▶ _EXERCISE DETAILS_: Report how many lines of the listing below include the word "this". Give nothing but the number.

▶ _GIVEN INFORMATION_:
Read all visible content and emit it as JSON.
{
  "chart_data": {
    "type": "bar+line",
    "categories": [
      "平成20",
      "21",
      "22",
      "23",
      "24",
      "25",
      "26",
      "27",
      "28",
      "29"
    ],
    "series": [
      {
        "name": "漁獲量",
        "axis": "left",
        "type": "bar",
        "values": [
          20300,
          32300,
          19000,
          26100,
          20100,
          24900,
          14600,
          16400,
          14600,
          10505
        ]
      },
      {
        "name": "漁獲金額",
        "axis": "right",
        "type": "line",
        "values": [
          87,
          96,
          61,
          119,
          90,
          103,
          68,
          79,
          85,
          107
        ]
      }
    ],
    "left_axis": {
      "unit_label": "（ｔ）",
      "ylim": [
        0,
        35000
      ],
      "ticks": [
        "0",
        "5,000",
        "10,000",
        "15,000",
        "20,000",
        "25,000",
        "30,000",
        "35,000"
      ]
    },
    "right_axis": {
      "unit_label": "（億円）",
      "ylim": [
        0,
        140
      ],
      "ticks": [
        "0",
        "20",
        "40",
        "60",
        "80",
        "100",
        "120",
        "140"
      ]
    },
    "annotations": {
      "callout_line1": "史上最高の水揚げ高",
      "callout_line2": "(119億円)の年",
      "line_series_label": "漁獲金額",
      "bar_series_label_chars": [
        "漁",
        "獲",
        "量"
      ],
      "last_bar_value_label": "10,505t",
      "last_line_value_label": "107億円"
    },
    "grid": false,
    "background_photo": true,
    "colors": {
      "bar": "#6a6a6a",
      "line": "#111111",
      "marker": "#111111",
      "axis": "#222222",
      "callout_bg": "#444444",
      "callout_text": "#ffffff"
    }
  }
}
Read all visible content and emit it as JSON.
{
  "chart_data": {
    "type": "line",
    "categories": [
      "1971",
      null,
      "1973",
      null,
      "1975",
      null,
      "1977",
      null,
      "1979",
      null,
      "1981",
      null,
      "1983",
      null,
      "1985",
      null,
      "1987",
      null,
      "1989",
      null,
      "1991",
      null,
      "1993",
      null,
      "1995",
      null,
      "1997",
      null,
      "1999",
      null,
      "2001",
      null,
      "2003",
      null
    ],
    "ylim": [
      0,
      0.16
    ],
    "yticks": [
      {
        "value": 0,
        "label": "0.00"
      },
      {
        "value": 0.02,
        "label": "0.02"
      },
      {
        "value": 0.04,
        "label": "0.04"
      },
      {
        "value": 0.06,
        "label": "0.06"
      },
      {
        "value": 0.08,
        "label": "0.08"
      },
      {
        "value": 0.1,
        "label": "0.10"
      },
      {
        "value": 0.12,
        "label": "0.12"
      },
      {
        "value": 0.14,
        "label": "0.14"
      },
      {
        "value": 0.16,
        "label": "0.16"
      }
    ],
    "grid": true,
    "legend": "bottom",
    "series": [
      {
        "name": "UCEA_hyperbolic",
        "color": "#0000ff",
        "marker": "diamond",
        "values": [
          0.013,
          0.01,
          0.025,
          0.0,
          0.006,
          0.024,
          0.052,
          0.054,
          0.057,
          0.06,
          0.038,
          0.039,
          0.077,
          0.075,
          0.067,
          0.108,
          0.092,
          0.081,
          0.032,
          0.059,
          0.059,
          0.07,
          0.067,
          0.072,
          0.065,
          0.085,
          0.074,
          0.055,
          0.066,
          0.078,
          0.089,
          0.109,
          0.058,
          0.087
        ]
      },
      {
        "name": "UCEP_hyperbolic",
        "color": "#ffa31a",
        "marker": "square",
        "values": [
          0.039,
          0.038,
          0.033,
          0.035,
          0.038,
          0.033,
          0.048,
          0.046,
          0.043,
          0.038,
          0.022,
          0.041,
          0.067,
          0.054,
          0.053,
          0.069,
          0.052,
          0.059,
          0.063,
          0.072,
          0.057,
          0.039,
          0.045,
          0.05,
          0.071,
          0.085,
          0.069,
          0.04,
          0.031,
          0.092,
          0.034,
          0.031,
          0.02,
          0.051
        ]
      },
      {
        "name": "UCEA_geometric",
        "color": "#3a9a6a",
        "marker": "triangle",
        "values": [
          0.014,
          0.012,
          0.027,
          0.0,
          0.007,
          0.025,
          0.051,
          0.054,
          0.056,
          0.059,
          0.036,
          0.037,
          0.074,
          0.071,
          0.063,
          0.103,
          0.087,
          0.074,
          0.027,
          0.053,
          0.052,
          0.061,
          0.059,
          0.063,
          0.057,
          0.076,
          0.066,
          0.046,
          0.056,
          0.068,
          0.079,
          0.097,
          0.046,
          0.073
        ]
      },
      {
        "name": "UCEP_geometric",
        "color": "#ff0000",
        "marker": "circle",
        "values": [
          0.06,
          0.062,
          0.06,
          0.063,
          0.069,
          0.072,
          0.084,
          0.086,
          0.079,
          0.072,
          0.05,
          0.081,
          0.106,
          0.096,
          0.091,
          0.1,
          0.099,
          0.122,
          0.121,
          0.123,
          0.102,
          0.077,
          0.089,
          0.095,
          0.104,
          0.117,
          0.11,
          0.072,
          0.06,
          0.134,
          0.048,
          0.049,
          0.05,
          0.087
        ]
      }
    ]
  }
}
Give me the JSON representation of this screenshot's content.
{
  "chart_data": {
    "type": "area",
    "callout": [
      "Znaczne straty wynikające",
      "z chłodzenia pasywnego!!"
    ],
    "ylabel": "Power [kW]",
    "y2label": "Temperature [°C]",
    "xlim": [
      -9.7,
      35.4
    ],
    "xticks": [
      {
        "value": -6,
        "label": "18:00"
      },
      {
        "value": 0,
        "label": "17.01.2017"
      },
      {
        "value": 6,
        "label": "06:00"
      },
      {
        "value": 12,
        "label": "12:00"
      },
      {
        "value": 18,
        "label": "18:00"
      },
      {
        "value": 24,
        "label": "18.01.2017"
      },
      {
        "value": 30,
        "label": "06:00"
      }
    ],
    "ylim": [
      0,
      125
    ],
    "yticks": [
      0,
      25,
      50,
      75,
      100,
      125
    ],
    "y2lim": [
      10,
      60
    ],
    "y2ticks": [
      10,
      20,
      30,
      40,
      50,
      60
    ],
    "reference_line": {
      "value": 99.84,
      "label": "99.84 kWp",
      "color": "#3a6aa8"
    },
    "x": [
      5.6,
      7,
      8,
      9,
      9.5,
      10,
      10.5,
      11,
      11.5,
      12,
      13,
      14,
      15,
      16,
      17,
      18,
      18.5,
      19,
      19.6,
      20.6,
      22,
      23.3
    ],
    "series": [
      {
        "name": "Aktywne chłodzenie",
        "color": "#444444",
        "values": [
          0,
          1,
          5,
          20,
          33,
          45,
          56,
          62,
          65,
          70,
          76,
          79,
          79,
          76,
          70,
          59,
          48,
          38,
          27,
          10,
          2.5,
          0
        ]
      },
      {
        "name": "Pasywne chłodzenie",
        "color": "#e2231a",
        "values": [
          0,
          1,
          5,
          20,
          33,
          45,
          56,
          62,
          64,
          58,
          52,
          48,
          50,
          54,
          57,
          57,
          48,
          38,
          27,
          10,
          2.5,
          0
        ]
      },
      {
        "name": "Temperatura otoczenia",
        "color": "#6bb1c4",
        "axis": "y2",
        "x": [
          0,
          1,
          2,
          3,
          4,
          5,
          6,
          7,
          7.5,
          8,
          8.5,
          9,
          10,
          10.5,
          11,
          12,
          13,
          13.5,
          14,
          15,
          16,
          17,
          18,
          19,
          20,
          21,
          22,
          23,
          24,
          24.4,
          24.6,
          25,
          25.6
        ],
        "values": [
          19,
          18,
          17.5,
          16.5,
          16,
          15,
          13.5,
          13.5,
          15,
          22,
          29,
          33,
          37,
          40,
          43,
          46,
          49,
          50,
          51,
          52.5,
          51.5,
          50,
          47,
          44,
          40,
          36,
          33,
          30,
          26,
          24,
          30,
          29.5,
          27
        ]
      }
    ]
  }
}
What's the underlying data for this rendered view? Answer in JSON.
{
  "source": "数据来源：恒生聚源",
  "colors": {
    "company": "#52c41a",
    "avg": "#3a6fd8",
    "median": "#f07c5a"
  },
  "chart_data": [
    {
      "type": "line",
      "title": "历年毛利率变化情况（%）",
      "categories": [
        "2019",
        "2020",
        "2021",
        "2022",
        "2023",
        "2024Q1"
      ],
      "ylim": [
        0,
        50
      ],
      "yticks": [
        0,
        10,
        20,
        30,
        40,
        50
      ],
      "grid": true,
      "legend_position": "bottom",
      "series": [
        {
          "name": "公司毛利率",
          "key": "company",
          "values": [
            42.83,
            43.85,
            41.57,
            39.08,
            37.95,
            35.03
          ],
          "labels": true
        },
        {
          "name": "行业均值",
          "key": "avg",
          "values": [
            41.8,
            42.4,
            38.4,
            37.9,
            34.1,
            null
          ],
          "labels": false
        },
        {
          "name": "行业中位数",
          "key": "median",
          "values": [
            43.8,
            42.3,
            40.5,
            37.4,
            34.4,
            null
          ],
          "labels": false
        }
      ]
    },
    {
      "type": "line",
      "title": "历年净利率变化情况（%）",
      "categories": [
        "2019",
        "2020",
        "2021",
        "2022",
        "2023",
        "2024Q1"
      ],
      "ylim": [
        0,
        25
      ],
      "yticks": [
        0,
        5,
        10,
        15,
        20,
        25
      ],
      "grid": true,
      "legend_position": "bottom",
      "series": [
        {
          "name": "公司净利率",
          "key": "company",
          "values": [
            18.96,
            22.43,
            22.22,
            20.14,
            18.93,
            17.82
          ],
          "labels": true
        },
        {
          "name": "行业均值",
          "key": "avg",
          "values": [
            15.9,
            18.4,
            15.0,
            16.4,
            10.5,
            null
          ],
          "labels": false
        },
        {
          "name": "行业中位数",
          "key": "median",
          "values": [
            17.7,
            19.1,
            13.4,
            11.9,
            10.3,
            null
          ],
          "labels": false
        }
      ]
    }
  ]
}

▶ _COMPLETE ANSWER_: 2